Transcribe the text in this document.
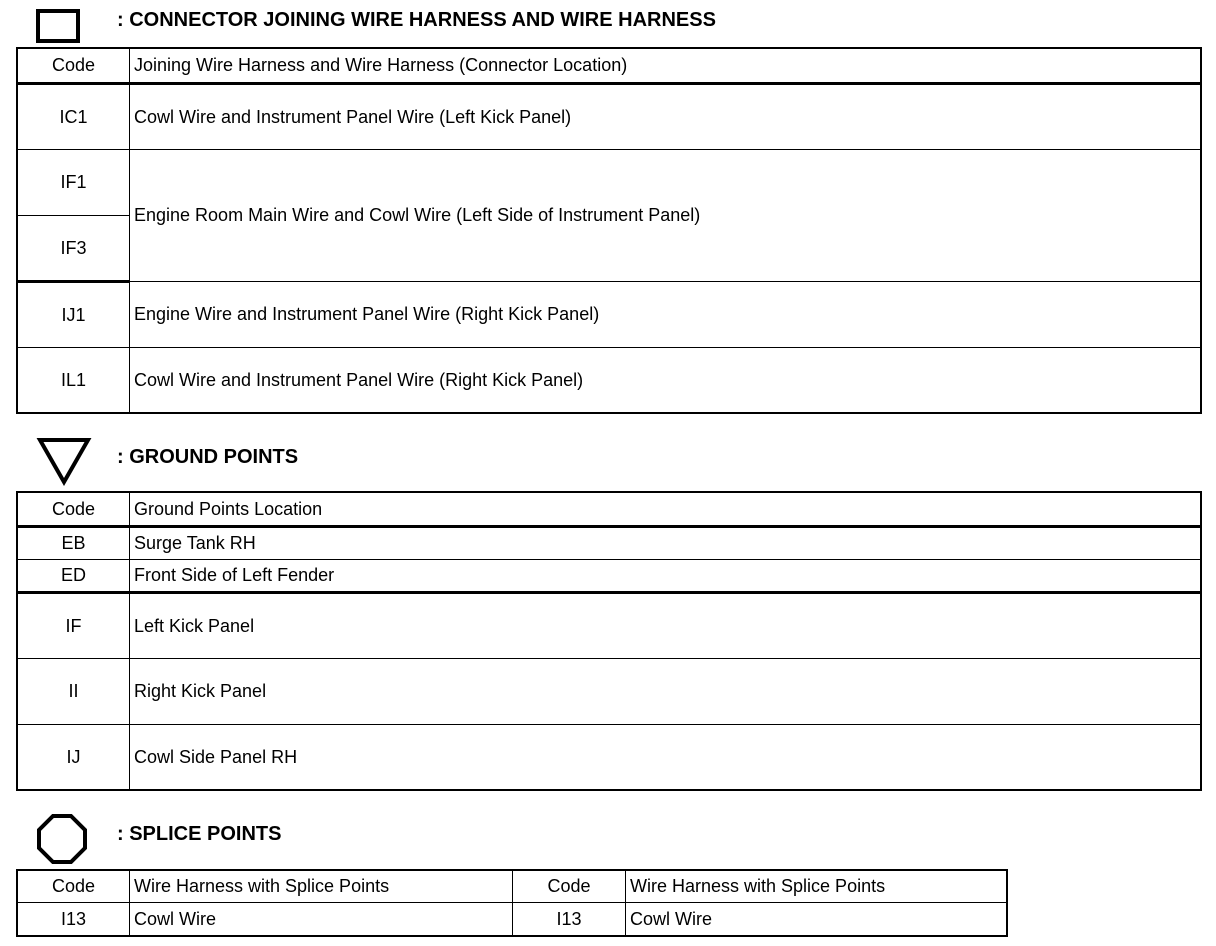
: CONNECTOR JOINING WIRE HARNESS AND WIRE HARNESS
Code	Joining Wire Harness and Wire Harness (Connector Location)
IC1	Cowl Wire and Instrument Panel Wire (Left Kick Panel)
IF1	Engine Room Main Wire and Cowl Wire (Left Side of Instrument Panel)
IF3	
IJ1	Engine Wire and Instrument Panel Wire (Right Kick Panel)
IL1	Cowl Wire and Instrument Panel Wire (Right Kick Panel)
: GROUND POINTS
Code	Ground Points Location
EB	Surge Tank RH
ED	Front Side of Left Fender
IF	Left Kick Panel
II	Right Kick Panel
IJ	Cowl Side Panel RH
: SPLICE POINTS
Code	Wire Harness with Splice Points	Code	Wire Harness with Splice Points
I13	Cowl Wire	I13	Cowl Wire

----------

_Aim of the task_. Quote every line of the records above exactly; no picture is to be copied.

_Completed exercise_.
Transcribe the text in this document.
: CONNECTOR JOINING WIRE HARNESS AND WIRE HARNESS
Code	Joining Wire Harness and Wire Harness (Connector Location)
IC1	Cowl Wire and Instrument Panel Wire (Left Kick Panel)
IF1	Engine Room Main Wire and Cowl Wire (Left Side of Instrument Panel)
IF3	
IJ1	Engine Wire and Instrument Panel Wire (Right Kick Panel)
IL1	Cowl Wire and Instrument Panel Wire (Right Kick Panel)
: GROUND POINTS
Code	Ground Points Location
EB	Surge Tank RH
ED	Front Side of Left Fender
IF	Left Kick Panel
II	Right Kick Panel
IJ	Cowl Side Panel RH
: SPLICE POINTS
Code	Wire Harness with Splice Points	Code	Wire Harness with Splice Points
I13	Cowl Wire	I13	Cowl Wire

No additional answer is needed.